= Your task =
Write out the lines in the data entries below, from the line containing "reduction-factor-label[interactable]: Aplicar un" up to and including the line containing "help-button[interactable]: ?: [9, 468, 33, 490]".

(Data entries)
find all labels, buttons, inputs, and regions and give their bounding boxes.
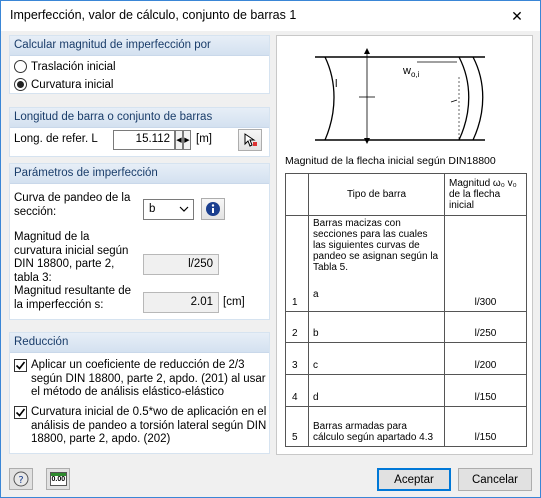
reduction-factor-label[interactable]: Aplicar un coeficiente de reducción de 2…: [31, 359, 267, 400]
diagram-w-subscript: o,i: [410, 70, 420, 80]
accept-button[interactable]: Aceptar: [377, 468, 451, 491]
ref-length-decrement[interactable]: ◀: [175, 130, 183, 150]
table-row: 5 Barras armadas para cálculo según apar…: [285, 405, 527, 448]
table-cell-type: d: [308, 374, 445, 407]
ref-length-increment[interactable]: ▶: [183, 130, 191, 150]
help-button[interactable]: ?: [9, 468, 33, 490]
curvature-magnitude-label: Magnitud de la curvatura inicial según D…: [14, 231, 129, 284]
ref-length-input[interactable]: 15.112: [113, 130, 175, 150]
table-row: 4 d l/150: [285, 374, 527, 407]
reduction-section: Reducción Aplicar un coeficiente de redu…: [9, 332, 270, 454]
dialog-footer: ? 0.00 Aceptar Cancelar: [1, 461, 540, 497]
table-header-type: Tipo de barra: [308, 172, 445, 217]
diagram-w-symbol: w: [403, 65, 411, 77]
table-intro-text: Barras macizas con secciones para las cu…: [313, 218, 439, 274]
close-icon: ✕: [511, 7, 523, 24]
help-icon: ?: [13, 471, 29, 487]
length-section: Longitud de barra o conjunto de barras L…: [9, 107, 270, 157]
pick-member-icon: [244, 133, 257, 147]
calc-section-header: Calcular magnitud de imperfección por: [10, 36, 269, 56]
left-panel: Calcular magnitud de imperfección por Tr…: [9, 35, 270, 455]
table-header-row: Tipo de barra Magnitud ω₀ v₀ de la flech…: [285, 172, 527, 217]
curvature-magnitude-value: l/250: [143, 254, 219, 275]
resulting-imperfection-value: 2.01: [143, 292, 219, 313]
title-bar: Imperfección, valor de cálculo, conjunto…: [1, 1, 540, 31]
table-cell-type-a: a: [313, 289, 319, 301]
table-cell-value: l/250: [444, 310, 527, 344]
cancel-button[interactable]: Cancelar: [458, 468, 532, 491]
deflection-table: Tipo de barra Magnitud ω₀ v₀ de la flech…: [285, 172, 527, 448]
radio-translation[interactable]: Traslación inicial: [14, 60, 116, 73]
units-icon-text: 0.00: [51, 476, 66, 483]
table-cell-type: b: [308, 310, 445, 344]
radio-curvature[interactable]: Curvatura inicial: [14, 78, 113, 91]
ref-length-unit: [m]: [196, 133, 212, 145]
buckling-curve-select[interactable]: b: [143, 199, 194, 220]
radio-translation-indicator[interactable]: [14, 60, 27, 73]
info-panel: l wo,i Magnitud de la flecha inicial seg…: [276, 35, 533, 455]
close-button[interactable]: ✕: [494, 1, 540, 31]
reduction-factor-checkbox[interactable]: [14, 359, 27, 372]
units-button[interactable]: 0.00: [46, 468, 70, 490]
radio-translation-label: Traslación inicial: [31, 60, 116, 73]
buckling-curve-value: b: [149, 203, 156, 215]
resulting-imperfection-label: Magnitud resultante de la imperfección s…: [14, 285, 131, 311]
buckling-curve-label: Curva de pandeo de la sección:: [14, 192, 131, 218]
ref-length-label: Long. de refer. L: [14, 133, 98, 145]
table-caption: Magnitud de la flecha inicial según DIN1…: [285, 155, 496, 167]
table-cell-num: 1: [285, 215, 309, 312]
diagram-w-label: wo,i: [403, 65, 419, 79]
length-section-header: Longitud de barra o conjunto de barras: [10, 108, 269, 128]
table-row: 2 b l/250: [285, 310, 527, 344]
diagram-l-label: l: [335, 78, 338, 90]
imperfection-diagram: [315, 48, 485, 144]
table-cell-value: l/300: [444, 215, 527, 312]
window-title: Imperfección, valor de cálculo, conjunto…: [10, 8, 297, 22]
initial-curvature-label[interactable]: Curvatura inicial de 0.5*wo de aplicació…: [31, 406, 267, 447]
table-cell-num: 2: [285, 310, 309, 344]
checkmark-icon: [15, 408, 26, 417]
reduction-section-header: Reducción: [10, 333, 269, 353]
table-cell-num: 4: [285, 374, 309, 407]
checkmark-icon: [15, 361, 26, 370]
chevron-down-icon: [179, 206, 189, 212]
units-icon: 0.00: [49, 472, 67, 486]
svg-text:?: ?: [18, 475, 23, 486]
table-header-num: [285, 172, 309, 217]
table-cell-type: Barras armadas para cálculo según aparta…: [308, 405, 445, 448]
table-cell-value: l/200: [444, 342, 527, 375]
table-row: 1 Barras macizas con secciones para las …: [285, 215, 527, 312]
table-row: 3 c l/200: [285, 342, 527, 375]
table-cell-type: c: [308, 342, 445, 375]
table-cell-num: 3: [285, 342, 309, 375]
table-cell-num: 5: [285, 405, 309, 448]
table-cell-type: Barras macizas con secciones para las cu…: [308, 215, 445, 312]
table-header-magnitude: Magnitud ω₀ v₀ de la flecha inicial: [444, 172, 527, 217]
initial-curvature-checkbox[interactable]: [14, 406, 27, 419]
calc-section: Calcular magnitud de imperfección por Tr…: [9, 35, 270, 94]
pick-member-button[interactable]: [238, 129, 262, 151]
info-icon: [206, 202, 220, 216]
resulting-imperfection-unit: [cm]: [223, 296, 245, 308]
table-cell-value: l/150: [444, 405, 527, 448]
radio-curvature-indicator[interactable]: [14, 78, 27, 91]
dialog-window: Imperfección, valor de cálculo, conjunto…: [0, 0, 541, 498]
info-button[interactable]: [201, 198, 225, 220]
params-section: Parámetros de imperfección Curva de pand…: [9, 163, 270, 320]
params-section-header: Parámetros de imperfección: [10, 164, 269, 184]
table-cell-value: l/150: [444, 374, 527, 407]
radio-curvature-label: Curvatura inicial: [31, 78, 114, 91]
--
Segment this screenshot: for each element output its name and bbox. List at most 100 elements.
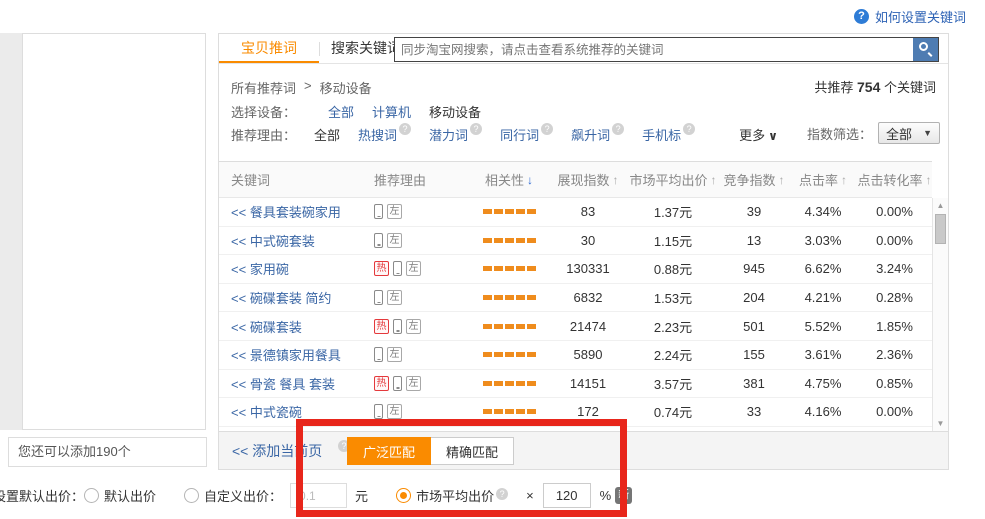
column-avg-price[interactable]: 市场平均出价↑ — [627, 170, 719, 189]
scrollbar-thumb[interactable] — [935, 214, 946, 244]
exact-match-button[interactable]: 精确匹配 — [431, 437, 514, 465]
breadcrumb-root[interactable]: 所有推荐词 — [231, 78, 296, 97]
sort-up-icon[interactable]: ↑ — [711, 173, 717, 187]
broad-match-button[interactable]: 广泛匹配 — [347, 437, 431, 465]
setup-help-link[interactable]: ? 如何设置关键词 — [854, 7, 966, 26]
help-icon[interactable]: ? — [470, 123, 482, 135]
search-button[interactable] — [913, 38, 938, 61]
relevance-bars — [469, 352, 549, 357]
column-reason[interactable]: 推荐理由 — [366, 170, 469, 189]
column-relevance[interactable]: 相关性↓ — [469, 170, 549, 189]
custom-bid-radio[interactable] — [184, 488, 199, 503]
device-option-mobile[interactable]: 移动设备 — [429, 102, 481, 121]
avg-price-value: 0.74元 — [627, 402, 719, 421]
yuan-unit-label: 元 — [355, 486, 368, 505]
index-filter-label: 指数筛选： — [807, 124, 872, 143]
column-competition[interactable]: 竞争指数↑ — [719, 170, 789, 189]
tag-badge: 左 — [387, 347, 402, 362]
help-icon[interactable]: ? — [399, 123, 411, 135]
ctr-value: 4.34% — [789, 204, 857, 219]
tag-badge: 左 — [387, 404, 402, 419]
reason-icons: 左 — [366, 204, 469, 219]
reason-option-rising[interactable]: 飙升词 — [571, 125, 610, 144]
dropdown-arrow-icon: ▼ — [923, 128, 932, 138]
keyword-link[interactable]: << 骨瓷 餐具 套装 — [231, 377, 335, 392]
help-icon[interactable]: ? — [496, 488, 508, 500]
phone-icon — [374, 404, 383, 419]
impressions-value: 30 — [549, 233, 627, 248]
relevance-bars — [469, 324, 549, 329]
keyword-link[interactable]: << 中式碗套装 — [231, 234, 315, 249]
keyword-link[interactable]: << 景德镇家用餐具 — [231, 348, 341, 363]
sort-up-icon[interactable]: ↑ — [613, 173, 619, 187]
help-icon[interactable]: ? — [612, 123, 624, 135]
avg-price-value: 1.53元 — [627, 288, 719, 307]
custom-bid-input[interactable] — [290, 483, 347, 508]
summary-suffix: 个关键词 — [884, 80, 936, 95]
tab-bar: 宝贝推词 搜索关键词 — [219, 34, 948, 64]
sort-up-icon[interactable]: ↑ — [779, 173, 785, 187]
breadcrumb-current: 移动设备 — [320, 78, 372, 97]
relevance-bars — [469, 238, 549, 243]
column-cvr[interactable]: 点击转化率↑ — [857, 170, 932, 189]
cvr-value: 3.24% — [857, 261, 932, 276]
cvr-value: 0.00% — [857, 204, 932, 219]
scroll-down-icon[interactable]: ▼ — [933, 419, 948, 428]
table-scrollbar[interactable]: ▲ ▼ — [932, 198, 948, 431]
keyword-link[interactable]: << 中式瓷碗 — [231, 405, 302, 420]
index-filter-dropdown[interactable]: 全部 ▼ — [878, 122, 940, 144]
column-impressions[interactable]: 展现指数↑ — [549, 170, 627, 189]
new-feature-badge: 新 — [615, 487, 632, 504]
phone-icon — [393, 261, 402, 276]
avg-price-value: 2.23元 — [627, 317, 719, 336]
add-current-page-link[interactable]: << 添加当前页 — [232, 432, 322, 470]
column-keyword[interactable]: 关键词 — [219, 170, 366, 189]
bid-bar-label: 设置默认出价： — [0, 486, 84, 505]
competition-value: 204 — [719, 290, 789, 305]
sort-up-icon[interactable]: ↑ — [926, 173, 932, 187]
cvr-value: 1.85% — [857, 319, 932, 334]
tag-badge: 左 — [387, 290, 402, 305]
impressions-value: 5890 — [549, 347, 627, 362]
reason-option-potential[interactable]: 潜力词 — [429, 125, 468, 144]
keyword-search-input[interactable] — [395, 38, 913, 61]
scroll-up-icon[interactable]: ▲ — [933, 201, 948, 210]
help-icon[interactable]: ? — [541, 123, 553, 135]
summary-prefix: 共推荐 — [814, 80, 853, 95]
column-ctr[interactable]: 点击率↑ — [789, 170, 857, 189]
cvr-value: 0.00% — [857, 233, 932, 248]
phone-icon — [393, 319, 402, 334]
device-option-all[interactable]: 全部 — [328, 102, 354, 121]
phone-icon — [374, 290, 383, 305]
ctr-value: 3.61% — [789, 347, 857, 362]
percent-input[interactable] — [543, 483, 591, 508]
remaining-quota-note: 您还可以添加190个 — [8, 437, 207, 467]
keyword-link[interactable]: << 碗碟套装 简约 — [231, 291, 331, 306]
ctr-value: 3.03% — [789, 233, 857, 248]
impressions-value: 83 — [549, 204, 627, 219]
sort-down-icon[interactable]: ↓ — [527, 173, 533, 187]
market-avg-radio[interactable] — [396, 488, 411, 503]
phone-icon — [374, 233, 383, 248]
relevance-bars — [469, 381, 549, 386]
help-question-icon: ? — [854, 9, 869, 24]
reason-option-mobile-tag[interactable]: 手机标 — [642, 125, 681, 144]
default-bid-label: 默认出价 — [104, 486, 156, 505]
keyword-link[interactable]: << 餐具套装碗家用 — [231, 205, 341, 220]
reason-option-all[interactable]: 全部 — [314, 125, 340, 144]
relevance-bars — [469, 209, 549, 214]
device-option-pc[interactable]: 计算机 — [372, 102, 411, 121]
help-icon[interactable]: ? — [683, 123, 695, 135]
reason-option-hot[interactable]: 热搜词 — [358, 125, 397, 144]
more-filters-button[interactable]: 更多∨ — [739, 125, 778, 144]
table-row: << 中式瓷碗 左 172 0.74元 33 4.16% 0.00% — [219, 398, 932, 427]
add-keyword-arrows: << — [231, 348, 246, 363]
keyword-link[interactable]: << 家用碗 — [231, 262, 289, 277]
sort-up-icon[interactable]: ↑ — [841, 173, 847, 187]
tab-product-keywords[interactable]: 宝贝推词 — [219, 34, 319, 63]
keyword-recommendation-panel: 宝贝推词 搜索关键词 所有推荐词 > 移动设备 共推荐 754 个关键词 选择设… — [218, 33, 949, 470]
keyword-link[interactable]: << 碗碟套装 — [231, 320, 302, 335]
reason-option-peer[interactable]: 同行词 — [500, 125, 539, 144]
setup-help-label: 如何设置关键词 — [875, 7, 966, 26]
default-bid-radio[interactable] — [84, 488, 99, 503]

= The completed task =
reduction-factor-label[interactable]: Aplicar un coeficiente de reducción de 2…: [31, 359, 267, 400]
diagram-w-subscript: o,i: [410, 70, 420, 80]
accept-button[interactable]: Aceptar: [377, 468, 451, 491]
ref-length-decrement[interactable]: ◀: [175, 130, 183, 150]
table-row: 5 Barras armadas para cálculo según apar…: [285, 405, 527, 448]
table-cell-type: d: [308, 374, 445, 407]
ref-length-increment[interactable]: ▶: [183, 130, 191, 150]
help-button[interactable]: ?: [9, 468, 33, 490]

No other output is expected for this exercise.